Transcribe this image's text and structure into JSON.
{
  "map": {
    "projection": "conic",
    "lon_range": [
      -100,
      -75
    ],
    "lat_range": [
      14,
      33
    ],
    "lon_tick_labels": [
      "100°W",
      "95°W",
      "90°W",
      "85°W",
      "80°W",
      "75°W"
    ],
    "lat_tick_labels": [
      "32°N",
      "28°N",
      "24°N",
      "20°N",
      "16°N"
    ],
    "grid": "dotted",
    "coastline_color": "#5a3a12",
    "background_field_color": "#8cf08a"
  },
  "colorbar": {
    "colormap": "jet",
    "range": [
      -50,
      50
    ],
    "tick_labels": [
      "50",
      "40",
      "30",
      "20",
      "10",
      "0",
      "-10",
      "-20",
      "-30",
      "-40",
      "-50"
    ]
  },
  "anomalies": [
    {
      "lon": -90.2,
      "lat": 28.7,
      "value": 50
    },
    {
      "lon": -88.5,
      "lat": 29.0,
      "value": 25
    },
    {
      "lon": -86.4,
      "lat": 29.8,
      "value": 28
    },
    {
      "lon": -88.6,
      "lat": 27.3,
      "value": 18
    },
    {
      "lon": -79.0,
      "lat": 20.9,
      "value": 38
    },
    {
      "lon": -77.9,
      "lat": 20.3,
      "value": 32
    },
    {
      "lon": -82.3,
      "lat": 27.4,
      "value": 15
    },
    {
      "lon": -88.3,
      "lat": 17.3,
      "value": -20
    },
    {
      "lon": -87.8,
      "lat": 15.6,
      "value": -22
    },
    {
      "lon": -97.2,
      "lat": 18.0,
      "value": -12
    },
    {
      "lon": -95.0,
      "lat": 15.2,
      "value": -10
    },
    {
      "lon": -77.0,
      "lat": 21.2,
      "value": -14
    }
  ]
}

------------------------------------------------

Task instructions: All records above must be set down exactly, please.

Written solution:
Transcribe this image's text and structure into JSON.
{
  "map": {
    "projection": "conic",
    "lon_range": [
      -100,
      -75
    ],
    "lat_range": [
      14,
      33
    ],
    "lon_tick_labels": [
      "100°W",
      "95°W",
      "90°W",
      "85°W",
      "80°W",
      "75°W"
    ],
    "lat_tick_labels": [
      "32°N",
      "28°N",
      "24°N",
      "20°N",
      "16°N"
    ],
    "grid": "dotted",
    "coastline_color": "#5a3a12",
    "background_field_color": "#8cf08a"
  },
  "colorbar": {
    "colormap": "jet",
    "range": [
      -50,
      50
    ],
    "tick_labels": [
      "50",
      "40",
      "30",
      "20",
      "10",
      "0",
      "-10",
      "-20",
      "-30",
      "-40",
      "-50"
    ]
  },
  "anomalies": [
    {
      "lon": -90.2,
      "lat": 28.7,
      "value": 50
    },
    {
      "lon": -88.5,
      "lat": 29.0,
      "value": 25
    },
    {
      "lon": -86.4,
      "lat": 29.8,
      "value": 28
    },
    {
      "lon": -88.6,
      "lat": 27.3,
      "value": 18
    },
    {
      "lon": -79.0,
      "lat": 20.9,
      "value": 38
    },
    {
      "lon": -77.9,
      "lat": 20.3,
      "value": 32
    },
    {
      "lon": -82.3,
      "lat": 27.4,
      "value": 15
    },
    {
      "lon": -88.3,
      "lat": 17.3,
      "value": -20
    },
    {
      "lon": -87.8,
      "lat": 15.6,
      "value": -22
    },
    {
      "lon": -97.2,
      "lat": 18.0,
      "value": -12
    },
    {
      "lon": -95.0,
      "lat": 15.2,
      "value": -10
    },
    {
      "lon": -77.0,
      "lat": 21.2,
      "value": -14
    }
  ]
}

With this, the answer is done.